[DATA SUPPLIED start]
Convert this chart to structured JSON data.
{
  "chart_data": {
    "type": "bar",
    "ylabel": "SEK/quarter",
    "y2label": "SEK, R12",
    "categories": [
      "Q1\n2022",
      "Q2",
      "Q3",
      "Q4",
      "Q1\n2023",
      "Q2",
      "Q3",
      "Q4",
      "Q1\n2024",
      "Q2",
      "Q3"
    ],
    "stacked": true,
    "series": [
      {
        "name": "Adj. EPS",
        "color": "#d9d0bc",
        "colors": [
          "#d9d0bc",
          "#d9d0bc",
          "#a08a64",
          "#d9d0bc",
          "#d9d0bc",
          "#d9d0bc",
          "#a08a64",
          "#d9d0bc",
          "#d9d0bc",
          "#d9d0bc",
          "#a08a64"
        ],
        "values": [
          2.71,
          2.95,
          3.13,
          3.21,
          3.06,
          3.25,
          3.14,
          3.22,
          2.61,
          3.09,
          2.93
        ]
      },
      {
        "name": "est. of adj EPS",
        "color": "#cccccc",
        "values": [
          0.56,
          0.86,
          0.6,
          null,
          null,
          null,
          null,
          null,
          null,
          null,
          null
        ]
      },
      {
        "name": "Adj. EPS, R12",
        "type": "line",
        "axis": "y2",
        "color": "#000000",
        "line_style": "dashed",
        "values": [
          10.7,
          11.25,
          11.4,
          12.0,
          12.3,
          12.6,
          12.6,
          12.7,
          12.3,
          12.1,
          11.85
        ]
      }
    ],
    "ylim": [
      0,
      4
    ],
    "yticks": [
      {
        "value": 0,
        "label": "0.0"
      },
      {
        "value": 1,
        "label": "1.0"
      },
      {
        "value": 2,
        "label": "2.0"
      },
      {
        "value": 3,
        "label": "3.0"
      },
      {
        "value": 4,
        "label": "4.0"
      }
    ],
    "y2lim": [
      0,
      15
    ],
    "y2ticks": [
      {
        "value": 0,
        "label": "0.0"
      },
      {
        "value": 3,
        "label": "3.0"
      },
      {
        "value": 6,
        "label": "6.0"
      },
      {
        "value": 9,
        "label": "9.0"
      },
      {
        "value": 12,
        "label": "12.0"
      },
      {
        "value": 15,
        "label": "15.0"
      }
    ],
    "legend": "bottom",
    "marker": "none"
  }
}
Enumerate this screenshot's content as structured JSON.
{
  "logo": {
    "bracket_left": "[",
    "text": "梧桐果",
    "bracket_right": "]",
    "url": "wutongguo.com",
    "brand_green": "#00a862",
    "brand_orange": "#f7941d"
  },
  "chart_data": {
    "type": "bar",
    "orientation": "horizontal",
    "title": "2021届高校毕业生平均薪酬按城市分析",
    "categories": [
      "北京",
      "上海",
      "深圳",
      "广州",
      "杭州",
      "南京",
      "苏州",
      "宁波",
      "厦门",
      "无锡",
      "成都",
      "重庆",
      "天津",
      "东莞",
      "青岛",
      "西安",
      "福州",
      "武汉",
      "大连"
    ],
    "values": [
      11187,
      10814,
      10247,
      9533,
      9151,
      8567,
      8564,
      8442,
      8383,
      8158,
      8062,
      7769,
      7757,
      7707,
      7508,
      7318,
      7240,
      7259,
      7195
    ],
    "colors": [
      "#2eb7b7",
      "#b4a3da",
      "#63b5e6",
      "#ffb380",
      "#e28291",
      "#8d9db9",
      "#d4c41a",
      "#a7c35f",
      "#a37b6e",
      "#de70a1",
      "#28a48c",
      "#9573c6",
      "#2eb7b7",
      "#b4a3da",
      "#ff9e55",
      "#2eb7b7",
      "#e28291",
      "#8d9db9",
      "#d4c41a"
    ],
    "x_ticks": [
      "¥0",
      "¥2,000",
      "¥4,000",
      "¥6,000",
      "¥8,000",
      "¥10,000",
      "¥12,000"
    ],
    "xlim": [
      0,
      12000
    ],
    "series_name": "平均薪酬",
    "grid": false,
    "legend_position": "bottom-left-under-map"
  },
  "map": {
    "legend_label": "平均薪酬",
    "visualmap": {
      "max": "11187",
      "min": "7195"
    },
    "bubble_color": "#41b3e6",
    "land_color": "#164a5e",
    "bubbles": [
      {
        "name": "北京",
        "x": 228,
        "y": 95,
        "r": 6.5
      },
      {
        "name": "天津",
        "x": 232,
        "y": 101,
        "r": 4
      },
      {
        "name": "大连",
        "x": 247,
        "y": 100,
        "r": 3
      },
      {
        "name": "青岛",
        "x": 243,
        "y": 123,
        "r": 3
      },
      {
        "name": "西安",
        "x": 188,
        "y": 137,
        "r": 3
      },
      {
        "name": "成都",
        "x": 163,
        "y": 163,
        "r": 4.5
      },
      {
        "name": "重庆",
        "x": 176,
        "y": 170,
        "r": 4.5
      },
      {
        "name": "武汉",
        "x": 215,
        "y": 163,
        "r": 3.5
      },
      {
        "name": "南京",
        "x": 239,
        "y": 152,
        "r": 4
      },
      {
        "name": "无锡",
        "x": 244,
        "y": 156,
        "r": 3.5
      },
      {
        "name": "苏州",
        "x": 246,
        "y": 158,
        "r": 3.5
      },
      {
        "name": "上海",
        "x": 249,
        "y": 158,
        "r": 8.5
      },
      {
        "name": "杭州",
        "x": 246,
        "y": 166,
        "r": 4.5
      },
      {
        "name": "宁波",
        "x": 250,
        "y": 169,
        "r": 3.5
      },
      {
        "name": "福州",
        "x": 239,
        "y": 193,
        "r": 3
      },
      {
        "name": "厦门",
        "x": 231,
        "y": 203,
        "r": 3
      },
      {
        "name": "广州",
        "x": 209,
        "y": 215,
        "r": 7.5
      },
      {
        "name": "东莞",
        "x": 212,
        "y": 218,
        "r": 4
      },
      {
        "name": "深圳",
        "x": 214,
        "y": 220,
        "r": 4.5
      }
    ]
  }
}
[DATA SUPPLIED end]
### PROBLEM
Return the lines above exactly, keeping every word.

### RESULT OF THIS EXERCISE
Convert this chart to structured JSON data.
{
  "chart_data": {
    "type": "bar",
    "ylabel": "SEK/quarter",
    "y2label": "SEK, R12",
    "categories": [
      "Q1\n2022",
      "Q2",
      "Q3",
      "Q4",
      "Q1\n2023",
      "Q2",
      "Q3",
      "Q4",
      "Q1\n2024",
      "Q2",
      "Q3"
    ],
    "stacked": true,
    "series": [
      {
        "name": "Adj. EPS",
        "color": "#d9d0bc",
        "colors": [
          "#d9d0bc",
          "#d9d0bc",
          "#a08a64",
          "#d9d0bc",
          "#d9d0bc",
          "#d9d0bc",
          "#a08a64",
          "#d9d0bc",
          "#d9d0bc",
          "#d9d0bc",
          "#a08a64"
        ],
        "values": [
          2.71,
          2.95,
          3.13,
          3.21,
          3.06,
          3.25,
          3.14,
          3.22,
          2.61,
          3.09,
          2.93
        ]
      },
      {
        "name": "est. of adj EPS",
        "color": "#cccccc",
        "values": [
          0.56,
          0.86,
          0.6,
          null,
          null,
          null,
          null,
          null,
          null,
          null,
          null
        ]
      },
      {
        "name": "Adj. EPS, R12",
        "type": "line",
        "axis": "y2",
        "color": "#000000",
        "line_style": "dashed",
        "values": [
          10.7,
          11.25,
          11.4,
          12.0,
          12.3,
          12.6,
          12.6,
          12.7,
          12.3,
          12.1,
          11.85
        ]
      }
    ],
    "ylim": [
      0,
      4
    ],
    "yticks": [
      {
        "value": 0,
        "label": "0.0"
      },
      {
        "value": 1,
        "label": "1.0"
      },
      {
        "value": 2,
        "label": "2.0"
      },
      {
        "value": 3,
        "label": "3.0"
      },
      {
        "value": 4,
        "label": "4.0"
      }
    ],
    "y2lim": [
      0,
      15
    ],
    "y2ticks": [
      {
        "value": 0,
        "label": "0.0"
      },
      {
        "value": 3,
        "label": "3.0"
      },
      {
        "value": 6,
        "label": "6.0"
      },
      {
        "value": 9,
        "label": "9.0"
      },
      {
        "value": 12,
        "label": "12.0"
      },
      {
        "value": 15,
        "label": "15.0"
      }
    ],
    "legend": "bottom",
    "marker": "none"
  }
}
Enumerate this screenshot's content as structured JSON.
{
  "logo": {
    "bracket_left": "[",
    "text": "梧桐果",
    "bracket_right": "]",
    "url": "wutongguo.com",
    "brand_green": "#00a862",
    "brand_orange": "#f7941d"
  },
  "chart_data": {
    "type": "bar",
    "orientation": "horizontal",
    "title": "2021届高校毕业生平均薪酬按城市分析",
    "categories": [
      "北京",
      "上海",
      "深圳",
      "广州",
      "杭州",
      "南京",
      "苏州",
      "宁波",
      "厦门",
      "无锡",
      "成都",
      "重庆",
      "天津",
      "东莞",
      "青岛",
      "西安",
      "福州",
      "武汉",
      "大连"
    ],
    "values": [
      11187,
      10814,
      10247,
      9533,
      9151,
      8567,
      8564,
      8442,
      8383,
      8158,
      8062,
      7769,
      7757,
      7707,
      7508,
      7318,
      7240,
      7259,
      7195
    ],
    "colors": [
      "#2eb7b7",
      "#b4a3da",
      "#63b5e6",
      "#ffb380",
      "#e28291",
      "#8d9db9",
      "#d4c41a",
      "#a7c35f",
      "#a37b6e",
      "#de70a1",
      "#28a48c",
      "#9573c6",
      "#2eb7b7",
      "#b4a3da",
      "#ff9e55",
      "#2eb7b7",
      "#e28291",
      "#8d9db9",
      "#d4c41a"
    ],
    "x_ticks": [
      "¥0",
      "¥2,000",
      "¥4,000",
      "¥6,000",
      "¥8,000",
      "¥10,000",
      "¥12,000"
    ],
    "xlim": [
      0,
      12000
    ],
    "series_name": "平均薪酬",
    "grid": false,
    "legend_position": "bottom-left-under-map"
  },
  "map": {
    "legend_label": "平均薪酬",
    "visualmap": {
      "max": "11187",
      "min": "7195"
    },
    "bubble_color": "#41b3e6",
    "land_color": "#164a5e",
    "bubbles": [
      {
        "name": "北京",
        "x": 228,
        "y": 95,
        "r": 6.5
      },
      {
        "name": "天津",
        "x": 232,
        "y": 101,
        "r": 4
      },
      {
        "name": "大连",
        "x": 247,
        "y": 100,
        "r": 3
      },
      {
        "name": "青岛",
        "x": 243,
        "y": 123,
        "r": 3
      },
      {
        "name": "西安",
        "x": 188,
        "y": 137,
        "r": 3
      },
      {
        "name": "成都",
        "x": 163,
        "y": 163,
        "r": 4.5
      },
      {
        "name": "重庆",
        "x": 176,
        "y": 170,
        "r": 4.5
      },
      {
        "name": "武汉",
        "x": 215,
        "y": 163,
        "r": 3.5
      },
      {
        "name": "南京",
        "x": 239,
        "y": 152,
        "r": 4
      },
      {
        "name": "无锡",
        "x": 244,
        "y": 156,
        "r": 3.5
      },
      {
        "name": "苏州",
        "x": 246,
        "y": 158,
        "r": 3.5
      },
      {
        "name": "上海",
        "x": 249,
        "y": 158,
        "r": 8.5
      },
      {
        "name": "杭州",
        "x": 246,
        "y": 166,
        "r": 4.5
      },
      {
        "name": "宁波",
        "x": 250,
        "y": 169,
        "r": 3.5
      },
      {
        "name": "福州",
        "x": 239,
        "y": 193,
        "r": 3
      },
      {
        "name": "厦门",
        "x": 231,
        "y": 203,
        "r": 3
      },
      {
        "name": "广州",
        "x": 209,
        "y": 215,
        "r": 7.5
      },
      {
        "name": "东莞",
        "x": 212,
        "y": 218,
        "r": 4
      },
      {
        "name": "深圳",
        "x": 214,
        "y": 220,
        "r": 4.5
      }
    ]
  }
}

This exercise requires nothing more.